Aim =
Leave out the pictures, then reproduce the rest of the material exactly.

--- begin Supplied data ---

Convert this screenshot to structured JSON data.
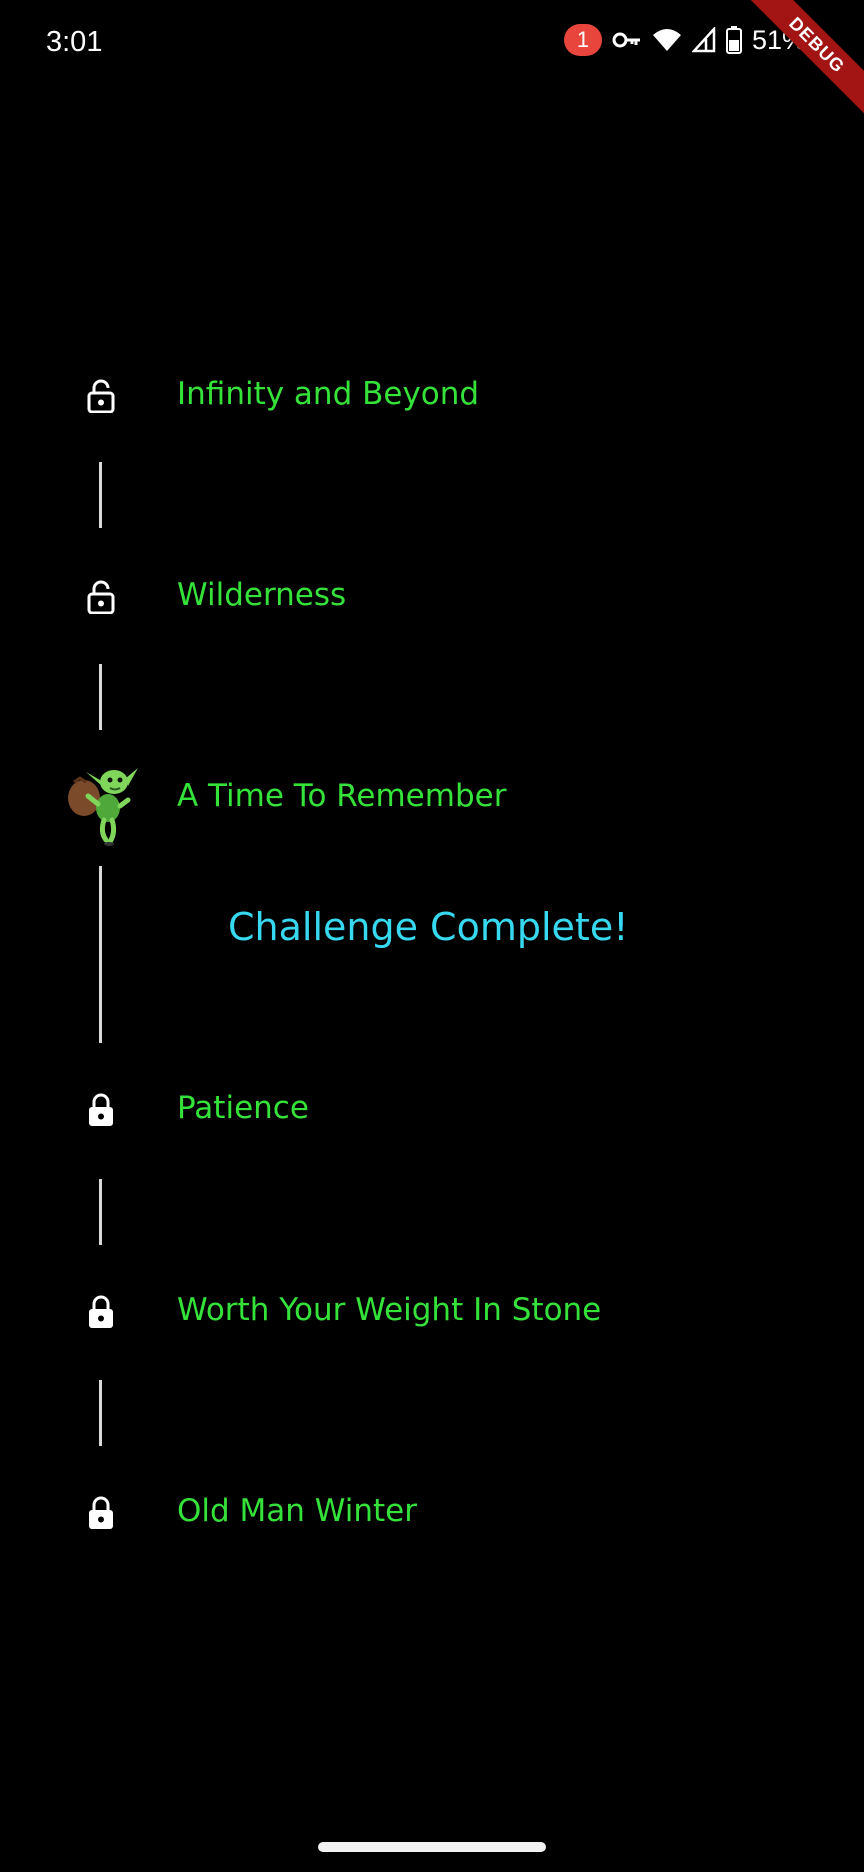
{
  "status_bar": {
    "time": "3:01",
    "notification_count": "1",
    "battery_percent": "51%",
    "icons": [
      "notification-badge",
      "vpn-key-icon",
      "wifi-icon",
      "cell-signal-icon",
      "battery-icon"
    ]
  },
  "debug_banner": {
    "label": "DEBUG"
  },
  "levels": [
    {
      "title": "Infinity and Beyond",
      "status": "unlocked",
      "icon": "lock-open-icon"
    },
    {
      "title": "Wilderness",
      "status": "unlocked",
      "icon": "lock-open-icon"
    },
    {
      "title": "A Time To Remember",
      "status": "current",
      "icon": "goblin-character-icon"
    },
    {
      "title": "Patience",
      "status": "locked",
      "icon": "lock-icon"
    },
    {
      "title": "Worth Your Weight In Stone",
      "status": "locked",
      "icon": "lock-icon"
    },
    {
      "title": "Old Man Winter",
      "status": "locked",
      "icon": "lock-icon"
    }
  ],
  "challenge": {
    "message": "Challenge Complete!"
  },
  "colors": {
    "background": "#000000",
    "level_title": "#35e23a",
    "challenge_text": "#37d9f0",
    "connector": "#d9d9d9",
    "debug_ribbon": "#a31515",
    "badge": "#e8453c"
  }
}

--- end Supplied data ---

Exercise result =
Convert this screenshot to structured JSON data.
{
  "status_bar": {
    "time": "3:01",
    "notification_count": "1",
    "battery_percent": "51%",
    "icons": [
      "notification-badge",
      "vpn-key-icon",
      "wifi-icon",
      "cell-signal-icon",
      "battery-icon"
    ]
  },
  "debug_banner": {
    "label": "DEBUG"
  },
  "levels": [
    {
      "title": "Infinity and Beyond",
      "status": "unlocked",
      "icon": "lock-open-icon"
    },
    {
      "title": "Wilderness",
      "status": "unlocked",
      "icon": "lock-open-icon"
    },
    {
      "title": "A Time To Remember",
      "status": "current",
      "icon": "goblin-character-icon"
    },
    {
      "title": "Patience",
      "status": "locked",
      "icon": "lock-icon"
    },
    {
      "title": "Worth Your Weight In Stone",
      "status": "locked",
      "icon": "lock-icon"
    },
    {
      "title": "Old Man Winter",
      "status": "locked",
      "icon": "lock-icon"
    }
  ],
  "challenge": {
    "message": "Challenge Complete!"
  },
  "colors": {
    "background": "#000000",
    "level_title": "#35e23a",
    "challenge_text": "#37d9f0",
    "connector": "#d9d9d9",
    "debug_ribbon": "#a31515",
    "badge": "#e8453c"
  }
}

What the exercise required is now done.